_EXERCISE INSTRUCTIONS:_ Please report every line from the material that contains the word "репозитория".

## begin

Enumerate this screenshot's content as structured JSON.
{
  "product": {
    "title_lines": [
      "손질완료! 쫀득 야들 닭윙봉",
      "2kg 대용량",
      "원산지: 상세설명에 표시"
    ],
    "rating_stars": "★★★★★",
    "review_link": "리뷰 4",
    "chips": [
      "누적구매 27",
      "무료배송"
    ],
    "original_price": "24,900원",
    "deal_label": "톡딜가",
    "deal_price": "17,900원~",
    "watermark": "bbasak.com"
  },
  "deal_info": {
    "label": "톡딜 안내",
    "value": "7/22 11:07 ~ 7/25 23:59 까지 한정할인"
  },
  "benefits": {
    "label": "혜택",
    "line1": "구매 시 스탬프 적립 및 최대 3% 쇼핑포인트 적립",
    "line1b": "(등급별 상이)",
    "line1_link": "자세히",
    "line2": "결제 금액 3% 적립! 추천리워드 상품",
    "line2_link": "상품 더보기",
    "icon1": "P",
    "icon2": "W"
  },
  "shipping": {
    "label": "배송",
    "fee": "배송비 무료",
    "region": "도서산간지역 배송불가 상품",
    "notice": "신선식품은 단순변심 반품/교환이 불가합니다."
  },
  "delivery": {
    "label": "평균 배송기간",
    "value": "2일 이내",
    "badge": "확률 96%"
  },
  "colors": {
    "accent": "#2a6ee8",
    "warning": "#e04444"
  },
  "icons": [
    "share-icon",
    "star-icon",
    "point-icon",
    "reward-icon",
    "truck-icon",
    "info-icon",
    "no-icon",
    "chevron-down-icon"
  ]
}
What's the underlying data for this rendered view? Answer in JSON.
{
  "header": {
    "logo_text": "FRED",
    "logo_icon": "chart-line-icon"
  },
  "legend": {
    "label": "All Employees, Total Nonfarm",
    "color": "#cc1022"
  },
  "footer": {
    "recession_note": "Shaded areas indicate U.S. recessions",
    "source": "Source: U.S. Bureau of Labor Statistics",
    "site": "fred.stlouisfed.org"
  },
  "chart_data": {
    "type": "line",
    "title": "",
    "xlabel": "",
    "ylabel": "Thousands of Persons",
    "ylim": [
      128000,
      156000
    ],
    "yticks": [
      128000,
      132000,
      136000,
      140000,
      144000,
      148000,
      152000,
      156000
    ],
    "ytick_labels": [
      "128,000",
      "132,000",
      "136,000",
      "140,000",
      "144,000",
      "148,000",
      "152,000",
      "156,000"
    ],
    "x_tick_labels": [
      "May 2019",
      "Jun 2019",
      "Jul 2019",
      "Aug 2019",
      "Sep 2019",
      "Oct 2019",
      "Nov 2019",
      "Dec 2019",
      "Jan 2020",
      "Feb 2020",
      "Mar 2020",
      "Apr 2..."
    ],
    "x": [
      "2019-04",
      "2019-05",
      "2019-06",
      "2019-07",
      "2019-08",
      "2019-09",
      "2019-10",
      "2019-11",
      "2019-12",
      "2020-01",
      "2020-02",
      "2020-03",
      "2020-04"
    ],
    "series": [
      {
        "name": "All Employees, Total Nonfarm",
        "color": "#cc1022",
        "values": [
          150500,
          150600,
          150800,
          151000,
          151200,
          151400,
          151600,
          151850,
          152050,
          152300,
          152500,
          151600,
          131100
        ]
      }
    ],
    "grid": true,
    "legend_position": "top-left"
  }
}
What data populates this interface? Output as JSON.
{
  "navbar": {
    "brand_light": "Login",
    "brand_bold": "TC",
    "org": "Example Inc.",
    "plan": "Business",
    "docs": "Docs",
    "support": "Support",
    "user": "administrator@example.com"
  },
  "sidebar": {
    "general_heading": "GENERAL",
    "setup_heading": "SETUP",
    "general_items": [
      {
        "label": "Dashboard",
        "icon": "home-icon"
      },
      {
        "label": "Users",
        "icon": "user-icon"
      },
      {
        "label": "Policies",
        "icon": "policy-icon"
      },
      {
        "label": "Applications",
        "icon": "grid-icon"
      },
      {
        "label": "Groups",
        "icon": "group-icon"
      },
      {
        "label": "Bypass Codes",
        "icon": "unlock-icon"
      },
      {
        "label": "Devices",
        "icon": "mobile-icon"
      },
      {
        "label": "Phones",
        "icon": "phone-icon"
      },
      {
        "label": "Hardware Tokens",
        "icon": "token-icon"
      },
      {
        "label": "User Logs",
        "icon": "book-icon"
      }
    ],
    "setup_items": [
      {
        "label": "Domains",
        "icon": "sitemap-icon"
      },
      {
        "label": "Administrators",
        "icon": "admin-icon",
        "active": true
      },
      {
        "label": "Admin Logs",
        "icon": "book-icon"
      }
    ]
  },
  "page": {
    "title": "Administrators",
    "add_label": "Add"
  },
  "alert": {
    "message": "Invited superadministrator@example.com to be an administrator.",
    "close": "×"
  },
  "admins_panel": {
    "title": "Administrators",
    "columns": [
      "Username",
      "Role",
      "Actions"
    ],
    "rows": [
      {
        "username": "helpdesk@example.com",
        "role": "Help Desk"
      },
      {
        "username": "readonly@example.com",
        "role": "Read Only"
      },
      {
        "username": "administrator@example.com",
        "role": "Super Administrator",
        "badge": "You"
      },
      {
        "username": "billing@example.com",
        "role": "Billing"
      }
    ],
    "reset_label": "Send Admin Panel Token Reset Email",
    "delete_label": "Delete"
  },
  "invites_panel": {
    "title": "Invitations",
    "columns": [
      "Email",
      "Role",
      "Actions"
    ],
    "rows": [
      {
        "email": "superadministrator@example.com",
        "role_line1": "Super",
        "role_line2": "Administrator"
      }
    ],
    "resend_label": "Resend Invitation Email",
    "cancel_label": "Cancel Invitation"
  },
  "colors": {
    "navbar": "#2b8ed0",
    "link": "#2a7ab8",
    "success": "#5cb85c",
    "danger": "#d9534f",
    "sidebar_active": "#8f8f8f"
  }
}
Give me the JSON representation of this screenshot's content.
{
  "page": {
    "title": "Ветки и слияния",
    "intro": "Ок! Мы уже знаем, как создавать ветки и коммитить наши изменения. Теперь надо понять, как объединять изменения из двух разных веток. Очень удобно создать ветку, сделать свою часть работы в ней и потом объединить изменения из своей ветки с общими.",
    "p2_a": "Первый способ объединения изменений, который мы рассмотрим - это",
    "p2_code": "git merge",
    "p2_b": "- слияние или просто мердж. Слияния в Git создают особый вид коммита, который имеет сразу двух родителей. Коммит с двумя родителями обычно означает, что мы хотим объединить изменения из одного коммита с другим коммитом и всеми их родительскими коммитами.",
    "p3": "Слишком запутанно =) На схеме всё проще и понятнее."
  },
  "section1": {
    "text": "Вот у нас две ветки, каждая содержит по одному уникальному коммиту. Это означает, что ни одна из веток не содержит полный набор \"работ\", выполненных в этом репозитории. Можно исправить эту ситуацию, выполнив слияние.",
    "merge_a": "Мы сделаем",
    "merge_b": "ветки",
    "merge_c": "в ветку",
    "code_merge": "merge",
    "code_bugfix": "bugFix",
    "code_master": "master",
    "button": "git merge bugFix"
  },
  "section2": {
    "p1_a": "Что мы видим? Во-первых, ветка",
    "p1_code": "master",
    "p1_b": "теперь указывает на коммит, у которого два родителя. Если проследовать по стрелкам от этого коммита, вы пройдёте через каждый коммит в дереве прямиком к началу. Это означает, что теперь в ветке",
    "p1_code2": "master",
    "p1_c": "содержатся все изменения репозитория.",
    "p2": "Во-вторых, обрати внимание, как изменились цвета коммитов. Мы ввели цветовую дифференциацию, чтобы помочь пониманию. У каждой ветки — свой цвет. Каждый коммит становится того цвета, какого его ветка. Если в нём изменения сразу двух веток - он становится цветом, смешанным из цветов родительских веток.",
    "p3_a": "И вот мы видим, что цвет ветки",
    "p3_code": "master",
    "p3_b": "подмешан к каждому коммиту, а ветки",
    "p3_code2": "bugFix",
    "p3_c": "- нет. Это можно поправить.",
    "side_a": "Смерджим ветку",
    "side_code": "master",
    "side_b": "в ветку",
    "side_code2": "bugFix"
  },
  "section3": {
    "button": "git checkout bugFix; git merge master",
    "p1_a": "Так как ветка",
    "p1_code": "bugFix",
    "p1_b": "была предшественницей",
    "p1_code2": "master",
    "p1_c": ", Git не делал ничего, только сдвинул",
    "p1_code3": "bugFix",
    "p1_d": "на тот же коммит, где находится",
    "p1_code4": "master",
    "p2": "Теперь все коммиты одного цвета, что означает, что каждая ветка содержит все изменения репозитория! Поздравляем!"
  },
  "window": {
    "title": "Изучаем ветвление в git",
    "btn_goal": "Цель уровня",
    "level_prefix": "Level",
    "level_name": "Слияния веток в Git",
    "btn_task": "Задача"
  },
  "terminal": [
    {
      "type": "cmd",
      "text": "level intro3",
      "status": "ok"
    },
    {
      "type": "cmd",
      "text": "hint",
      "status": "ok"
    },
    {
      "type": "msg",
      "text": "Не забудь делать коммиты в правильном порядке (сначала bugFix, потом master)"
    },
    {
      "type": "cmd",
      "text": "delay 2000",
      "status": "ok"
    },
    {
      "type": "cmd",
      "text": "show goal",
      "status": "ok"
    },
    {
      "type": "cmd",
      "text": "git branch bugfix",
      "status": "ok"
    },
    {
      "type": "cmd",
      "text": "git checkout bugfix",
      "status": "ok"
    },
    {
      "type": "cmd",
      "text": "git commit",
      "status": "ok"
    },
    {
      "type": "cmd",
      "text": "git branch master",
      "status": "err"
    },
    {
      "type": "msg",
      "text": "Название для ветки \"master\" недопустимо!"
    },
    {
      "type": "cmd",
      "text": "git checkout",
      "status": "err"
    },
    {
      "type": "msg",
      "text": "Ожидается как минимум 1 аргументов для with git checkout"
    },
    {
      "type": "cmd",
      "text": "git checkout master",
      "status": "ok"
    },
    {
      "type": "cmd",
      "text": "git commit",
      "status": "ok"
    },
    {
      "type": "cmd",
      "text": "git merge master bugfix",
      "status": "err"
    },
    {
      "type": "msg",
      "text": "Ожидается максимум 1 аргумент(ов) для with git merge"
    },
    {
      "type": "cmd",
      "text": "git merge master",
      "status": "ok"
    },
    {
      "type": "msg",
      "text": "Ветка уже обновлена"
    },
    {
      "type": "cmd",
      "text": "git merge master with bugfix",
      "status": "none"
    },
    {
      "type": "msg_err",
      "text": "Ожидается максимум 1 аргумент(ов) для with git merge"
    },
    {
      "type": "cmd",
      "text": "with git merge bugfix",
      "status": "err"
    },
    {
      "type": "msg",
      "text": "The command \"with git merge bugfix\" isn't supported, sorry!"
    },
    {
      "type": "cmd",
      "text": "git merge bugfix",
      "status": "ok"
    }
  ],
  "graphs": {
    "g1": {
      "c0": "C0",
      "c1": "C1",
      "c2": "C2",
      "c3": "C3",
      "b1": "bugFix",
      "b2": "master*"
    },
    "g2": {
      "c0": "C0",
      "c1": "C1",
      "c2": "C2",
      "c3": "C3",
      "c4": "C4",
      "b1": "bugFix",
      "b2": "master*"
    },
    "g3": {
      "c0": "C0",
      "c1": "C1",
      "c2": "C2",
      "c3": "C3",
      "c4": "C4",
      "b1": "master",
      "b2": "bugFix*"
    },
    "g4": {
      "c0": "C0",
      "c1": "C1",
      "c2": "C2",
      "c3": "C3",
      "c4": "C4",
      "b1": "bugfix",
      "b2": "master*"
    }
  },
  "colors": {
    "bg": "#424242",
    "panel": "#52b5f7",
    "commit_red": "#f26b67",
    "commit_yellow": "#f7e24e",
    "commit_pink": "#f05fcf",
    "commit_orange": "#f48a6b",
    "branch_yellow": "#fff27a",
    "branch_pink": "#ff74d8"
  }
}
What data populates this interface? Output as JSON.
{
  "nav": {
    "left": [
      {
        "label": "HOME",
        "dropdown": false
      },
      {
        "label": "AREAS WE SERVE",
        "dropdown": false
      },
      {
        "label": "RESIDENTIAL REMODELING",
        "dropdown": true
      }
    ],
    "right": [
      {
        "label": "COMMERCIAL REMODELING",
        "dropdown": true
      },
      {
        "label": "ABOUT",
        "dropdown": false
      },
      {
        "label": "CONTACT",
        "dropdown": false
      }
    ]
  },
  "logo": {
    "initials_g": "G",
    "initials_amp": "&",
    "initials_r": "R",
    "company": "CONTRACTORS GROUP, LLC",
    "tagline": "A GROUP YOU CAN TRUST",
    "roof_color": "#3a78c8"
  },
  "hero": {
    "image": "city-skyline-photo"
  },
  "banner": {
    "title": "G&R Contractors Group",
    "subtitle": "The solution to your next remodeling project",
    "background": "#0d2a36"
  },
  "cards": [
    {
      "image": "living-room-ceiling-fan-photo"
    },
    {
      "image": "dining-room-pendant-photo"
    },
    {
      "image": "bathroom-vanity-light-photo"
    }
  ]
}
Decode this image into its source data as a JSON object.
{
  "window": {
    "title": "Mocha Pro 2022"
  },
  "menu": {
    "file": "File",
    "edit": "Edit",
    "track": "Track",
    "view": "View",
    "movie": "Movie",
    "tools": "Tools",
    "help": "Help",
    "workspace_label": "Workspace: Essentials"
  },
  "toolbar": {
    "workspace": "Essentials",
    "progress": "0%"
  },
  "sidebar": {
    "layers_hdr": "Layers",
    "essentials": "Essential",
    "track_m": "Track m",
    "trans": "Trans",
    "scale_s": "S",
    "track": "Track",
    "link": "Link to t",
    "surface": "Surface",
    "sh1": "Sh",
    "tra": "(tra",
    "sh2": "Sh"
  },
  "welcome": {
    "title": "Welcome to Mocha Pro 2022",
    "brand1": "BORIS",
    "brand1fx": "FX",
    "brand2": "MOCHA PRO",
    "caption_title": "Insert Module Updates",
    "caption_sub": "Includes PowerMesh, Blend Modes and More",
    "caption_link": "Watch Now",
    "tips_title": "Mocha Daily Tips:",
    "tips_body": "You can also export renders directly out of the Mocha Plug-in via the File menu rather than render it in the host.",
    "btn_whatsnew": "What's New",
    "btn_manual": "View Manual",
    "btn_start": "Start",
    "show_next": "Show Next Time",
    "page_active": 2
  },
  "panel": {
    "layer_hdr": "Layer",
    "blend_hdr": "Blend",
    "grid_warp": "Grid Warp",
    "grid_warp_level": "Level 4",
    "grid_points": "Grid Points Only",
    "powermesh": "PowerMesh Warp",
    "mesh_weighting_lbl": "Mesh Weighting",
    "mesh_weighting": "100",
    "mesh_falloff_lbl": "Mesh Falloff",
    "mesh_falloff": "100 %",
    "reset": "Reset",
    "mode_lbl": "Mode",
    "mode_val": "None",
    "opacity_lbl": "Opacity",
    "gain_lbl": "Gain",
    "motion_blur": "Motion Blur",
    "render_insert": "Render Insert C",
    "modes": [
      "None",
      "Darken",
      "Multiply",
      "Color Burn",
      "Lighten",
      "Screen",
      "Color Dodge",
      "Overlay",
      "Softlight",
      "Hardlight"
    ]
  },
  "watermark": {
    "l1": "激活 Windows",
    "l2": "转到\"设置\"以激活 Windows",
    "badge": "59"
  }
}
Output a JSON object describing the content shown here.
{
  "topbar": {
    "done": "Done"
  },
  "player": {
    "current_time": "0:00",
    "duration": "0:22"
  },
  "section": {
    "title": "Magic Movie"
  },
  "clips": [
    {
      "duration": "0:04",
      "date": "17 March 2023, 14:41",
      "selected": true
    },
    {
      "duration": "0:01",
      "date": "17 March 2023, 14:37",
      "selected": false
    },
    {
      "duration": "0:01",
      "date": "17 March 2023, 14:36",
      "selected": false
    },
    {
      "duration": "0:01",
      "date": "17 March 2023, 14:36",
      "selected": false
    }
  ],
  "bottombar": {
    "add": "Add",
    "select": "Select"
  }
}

## end

_RESULT:_
    "p1_c": "содержатся все изменения репозитория.",
    "p2": "Теперь все коммиты одного цвета, что означает, что каждая ветка содержит все изменения репозитория! Поздравляем!"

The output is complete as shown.